[Begin DATA EXTRACT]

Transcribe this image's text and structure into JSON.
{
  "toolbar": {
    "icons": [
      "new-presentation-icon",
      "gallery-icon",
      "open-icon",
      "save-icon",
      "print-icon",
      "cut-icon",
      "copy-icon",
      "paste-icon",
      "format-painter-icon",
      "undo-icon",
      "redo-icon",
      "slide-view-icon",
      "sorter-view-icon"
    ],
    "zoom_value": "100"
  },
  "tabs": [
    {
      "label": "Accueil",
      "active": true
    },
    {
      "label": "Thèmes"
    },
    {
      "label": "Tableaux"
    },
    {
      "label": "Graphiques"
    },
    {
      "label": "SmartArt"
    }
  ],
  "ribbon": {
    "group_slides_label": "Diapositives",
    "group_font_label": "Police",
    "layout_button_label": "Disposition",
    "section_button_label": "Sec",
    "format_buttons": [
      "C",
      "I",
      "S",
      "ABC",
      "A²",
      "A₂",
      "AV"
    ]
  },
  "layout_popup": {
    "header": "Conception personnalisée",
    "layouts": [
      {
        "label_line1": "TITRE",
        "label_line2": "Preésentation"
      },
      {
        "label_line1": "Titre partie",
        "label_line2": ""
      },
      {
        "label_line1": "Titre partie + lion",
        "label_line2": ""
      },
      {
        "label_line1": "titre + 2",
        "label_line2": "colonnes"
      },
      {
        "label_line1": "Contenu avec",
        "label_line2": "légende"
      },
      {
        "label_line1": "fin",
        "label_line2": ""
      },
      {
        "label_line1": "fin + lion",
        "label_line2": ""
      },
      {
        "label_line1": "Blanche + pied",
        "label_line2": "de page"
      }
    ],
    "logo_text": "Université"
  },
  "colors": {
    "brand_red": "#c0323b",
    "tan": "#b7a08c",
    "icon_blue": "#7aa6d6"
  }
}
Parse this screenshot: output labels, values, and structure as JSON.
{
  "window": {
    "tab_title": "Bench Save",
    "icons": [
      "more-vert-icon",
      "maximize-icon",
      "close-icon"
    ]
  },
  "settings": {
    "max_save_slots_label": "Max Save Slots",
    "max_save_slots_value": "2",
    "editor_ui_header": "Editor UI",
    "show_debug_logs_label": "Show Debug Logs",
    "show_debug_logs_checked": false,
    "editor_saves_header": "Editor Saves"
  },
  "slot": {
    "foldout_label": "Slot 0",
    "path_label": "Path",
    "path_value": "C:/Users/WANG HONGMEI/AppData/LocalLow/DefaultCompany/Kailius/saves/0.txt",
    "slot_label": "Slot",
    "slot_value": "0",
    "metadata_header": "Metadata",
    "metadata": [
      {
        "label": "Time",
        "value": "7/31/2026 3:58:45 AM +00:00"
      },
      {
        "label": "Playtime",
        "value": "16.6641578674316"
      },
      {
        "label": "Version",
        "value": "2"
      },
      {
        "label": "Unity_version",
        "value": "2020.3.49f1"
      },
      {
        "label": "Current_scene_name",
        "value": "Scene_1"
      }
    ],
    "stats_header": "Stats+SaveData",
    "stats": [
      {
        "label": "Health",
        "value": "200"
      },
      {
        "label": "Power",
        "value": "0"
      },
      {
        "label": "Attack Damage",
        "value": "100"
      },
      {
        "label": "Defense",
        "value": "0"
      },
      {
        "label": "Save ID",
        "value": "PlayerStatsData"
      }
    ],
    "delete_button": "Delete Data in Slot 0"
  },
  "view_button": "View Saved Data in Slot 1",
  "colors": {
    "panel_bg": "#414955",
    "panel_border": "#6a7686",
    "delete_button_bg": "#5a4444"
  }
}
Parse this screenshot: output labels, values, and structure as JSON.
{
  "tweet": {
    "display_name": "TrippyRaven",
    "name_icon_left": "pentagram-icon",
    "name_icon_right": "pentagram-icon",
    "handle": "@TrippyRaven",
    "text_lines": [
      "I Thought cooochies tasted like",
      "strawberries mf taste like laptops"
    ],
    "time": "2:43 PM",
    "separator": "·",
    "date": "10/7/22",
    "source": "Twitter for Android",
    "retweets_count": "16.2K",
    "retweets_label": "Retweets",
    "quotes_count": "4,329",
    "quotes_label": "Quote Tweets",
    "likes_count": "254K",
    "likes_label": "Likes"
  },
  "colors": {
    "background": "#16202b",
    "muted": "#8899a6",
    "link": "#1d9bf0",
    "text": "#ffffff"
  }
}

[End DATA EXTRACT]

SET PROBLEM:
Copy, from the material, each line that holds the string "pentagram".

RIGHT ANSWER:
    "name_icon_left": "pentagram-icon",
    "name_icon_right": "pentagram-icon",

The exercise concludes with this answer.